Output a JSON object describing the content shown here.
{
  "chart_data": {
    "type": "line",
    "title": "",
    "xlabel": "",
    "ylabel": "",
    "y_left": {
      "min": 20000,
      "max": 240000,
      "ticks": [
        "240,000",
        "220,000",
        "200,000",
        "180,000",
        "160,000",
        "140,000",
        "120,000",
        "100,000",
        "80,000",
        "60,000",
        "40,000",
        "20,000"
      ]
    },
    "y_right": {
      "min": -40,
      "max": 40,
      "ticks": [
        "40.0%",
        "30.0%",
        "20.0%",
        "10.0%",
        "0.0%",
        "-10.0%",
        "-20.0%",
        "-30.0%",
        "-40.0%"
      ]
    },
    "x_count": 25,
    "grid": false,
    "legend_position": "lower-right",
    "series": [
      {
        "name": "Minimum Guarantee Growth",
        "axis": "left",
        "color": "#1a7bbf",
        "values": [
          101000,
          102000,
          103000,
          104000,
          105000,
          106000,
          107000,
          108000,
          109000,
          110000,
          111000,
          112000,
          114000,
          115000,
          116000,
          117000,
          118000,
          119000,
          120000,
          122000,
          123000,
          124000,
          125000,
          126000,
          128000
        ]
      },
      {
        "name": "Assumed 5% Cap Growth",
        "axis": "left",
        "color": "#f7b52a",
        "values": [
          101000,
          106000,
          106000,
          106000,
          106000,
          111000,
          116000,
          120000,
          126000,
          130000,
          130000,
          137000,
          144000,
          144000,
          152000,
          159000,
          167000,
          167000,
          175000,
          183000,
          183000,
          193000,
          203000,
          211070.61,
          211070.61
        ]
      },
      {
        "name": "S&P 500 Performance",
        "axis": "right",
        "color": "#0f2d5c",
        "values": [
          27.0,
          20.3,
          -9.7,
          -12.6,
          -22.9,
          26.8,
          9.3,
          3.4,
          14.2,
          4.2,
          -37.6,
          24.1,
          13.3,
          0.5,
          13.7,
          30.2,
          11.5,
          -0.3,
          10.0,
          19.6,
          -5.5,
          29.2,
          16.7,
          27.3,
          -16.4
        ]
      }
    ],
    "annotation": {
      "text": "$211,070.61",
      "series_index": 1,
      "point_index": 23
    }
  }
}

== GOAL ==
The records above should be repeated in full, exactly as given.

== ANSWER TO THIS EXERCISE ==
Output a JSON object describing the content shown here.
{
  "chart_data": {
    "type": "line",
    "title": "",
    "xlabel": "",
    "ylabel": "",
    "y_left": {
      "min": 20000,
      "max": 240000,
      "ticks": [
        "240,000",
        "220,000",
        "200,000",
        "180,000",
        "160,000",
        "140,000",
        "120,000",
        "100,000",
        "80,000",
        "60,000",
        "40,000",
        "20,000"
      ]
    },
    "y_right": {
      "min": -40,
      "max": 40,
      "ticks": [
        "40.0%",
        "30.0%",
        "20.0%",
        "10.0%",
        "0.0%",
        "-10.0%",
        "-20.0%",
        "-30.0%",
        "-40.0%"
      ]
    },
    "x_count": 25,
    "grid": false,
    "legend_position": "lower-right",
    "series": [
      {
        "name": "Minimum Guarantee Growth",
        "axis": "left",
        "color": "#1a7bbf",
        "values": [
          101000,
          102000,
          103000,
          104000,
          105000,
          106000,
          107000,
          108000,
          109000,
          110000,
          111000,
          112000,
          114000,
          115000,
          116000,
          117000,
          118000,
          119000,
          120000,
          122000,
          123000,
          124000,
          125000,
          126000,
          128000
        ]
      },
      {
        "name": "Assumed 5% Cap Growth",
        "axis": "left",
        "color": "#f7b52a",
        "values": [
          101000,
          106000,
          106000,
          106000,
          106000,
          111000,
          116000,
          120000,
          126000,
          130000,
          130000,
          137000,
          144000,
          144000,
          152000,
          159000,
          167000,
          167000,
          175000,
          183000,
          183000,
          193000,
          203000,
          211070.61,
          211070.61
        ]
      },
      {
        "name": "S&P 500 Performance",
        "axis": "right",
        "color": "#0f2d5c",
        "values": [
          27.0,
          20.3,
          -9.7,
          -12.6,
          -22.9,
          26.8,
          9.3,
          3.4,
          14.2,
          4.2,
          -37.6,
          24.1,
          13.3,
          0.5,
          13.7,
          30.2,
          11.5,
          -0.3,
          10.0,
          19.6,
          -5.5,
          29.2,
          16.7,
          27.3,
          -16.4
        ]
      }
    ],
    "annotation": {
      "text": "$211,070.61",
      "series_index": 1,
      "point_index": 23
    }
  }
}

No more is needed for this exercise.